Every line that contains the word "Thông" should be copied out.

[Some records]
################
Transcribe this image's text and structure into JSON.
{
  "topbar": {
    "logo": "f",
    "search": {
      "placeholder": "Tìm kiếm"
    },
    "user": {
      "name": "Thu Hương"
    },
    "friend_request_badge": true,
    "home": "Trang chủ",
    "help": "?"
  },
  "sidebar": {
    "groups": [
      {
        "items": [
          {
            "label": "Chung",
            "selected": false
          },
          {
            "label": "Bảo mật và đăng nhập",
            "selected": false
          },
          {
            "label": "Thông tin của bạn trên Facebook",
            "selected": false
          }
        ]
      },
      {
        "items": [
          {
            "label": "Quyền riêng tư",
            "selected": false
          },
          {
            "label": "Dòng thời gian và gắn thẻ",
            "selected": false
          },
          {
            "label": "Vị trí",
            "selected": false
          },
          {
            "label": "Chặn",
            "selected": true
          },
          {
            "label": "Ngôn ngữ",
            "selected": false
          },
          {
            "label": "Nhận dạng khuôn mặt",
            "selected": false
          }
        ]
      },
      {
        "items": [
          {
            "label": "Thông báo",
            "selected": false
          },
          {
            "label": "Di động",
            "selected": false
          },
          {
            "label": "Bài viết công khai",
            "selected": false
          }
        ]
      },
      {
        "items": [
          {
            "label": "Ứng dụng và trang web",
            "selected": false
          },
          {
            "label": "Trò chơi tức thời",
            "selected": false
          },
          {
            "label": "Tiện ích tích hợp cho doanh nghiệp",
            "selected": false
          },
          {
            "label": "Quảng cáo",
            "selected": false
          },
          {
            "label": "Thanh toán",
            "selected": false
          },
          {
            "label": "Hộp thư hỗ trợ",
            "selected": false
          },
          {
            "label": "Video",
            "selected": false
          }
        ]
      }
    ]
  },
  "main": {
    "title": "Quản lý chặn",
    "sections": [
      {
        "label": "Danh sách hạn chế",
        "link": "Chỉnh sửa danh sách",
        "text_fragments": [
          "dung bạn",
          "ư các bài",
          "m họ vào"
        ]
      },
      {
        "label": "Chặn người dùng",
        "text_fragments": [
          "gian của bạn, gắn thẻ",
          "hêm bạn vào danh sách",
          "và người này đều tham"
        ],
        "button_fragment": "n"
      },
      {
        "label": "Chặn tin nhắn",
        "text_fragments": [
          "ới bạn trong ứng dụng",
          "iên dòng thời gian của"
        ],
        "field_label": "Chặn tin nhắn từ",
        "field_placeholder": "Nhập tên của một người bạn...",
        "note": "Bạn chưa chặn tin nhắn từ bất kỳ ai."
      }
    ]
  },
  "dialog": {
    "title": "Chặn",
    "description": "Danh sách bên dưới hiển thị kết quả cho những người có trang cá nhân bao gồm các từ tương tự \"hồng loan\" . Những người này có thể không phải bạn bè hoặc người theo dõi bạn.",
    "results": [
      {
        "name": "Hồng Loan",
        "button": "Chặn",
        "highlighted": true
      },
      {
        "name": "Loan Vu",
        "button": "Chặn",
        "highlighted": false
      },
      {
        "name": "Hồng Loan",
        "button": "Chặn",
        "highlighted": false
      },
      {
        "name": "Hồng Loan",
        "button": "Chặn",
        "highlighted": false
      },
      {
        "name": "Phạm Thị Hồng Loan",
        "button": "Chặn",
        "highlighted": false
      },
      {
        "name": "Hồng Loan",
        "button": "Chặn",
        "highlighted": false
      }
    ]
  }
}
################
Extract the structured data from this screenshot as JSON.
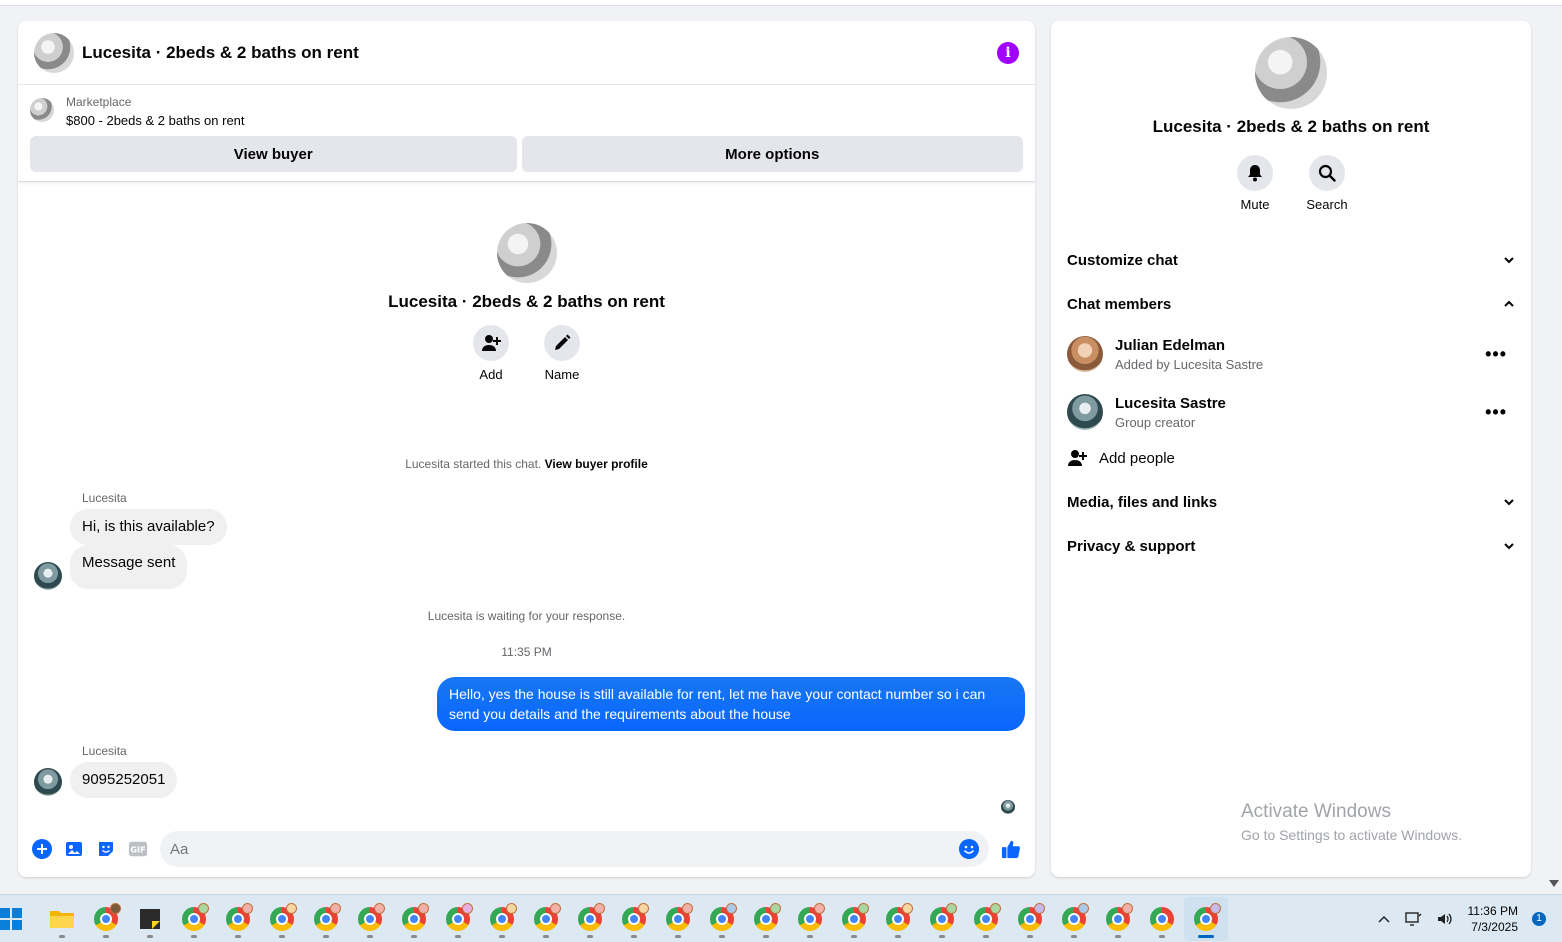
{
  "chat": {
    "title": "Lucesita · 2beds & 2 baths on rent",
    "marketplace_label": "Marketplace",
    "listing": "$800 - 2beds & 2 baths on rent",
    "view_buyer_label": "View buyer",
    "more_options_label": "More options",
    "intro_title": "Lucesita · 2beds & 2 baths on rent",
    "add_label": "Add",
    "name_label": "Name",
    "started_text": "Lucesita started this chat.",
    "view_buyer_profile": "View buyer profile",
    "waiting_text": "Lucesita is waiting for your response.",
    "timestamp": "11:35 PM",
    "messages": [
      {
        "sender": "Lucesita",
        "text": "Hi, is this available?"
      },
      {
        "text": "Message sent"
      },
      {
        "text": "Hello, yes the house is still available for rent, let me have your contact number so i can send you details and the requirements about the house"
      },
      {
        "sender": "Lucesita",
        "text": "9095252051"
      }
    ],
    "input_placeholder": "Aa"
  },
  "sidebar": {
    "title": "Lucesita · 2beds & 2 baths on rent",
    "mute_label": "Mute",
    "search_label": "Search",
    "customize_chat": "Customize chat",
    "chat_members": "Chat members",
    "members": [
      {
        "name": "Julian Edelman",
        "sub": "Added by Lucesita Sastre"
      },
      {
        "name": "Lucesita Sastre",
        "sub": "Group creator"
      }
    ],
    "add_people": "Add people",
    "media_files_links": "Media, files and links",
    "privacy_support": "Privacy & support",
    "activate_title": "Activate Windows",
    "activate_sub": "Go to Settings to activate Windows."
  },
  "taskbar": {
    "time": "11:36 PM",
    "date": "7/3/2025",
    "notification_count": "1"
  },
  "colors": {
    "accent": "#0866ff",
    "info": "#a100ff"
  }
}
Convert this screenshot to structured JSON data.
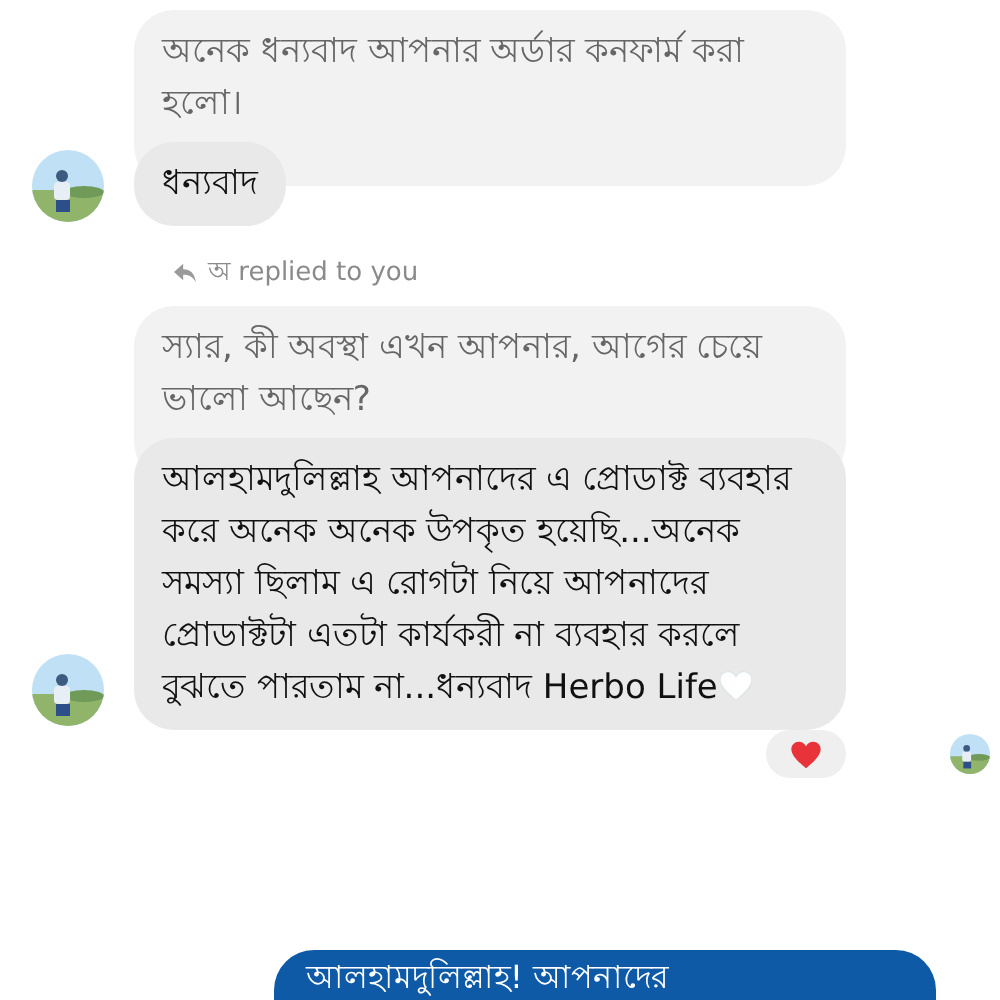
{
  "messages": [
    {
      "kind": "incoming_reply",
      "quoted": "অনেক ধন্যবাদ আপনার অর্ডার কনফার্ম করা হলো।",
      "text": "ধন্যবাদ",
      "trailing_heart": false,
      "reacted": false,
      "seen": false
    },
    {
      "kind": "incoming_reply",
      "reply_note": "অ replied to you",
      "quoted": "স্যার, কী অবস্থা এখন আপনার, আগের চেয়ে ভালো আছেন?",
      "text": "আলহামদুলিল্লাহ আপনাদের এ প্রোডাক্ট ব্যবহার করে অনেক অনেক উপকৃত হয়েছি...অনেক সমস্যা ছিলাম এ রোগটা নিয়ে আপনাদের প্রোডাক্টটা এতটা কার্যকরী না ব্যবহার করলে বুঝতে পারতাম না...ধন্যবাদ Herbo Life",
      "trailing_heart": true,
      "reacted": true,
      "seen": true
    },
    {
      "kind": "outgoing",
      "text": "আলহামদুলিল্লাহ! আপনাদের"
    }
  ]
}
################
** Expected answer **
            "label": "Thông tin của bạn trên Facebook",
            "label": "Thông báo",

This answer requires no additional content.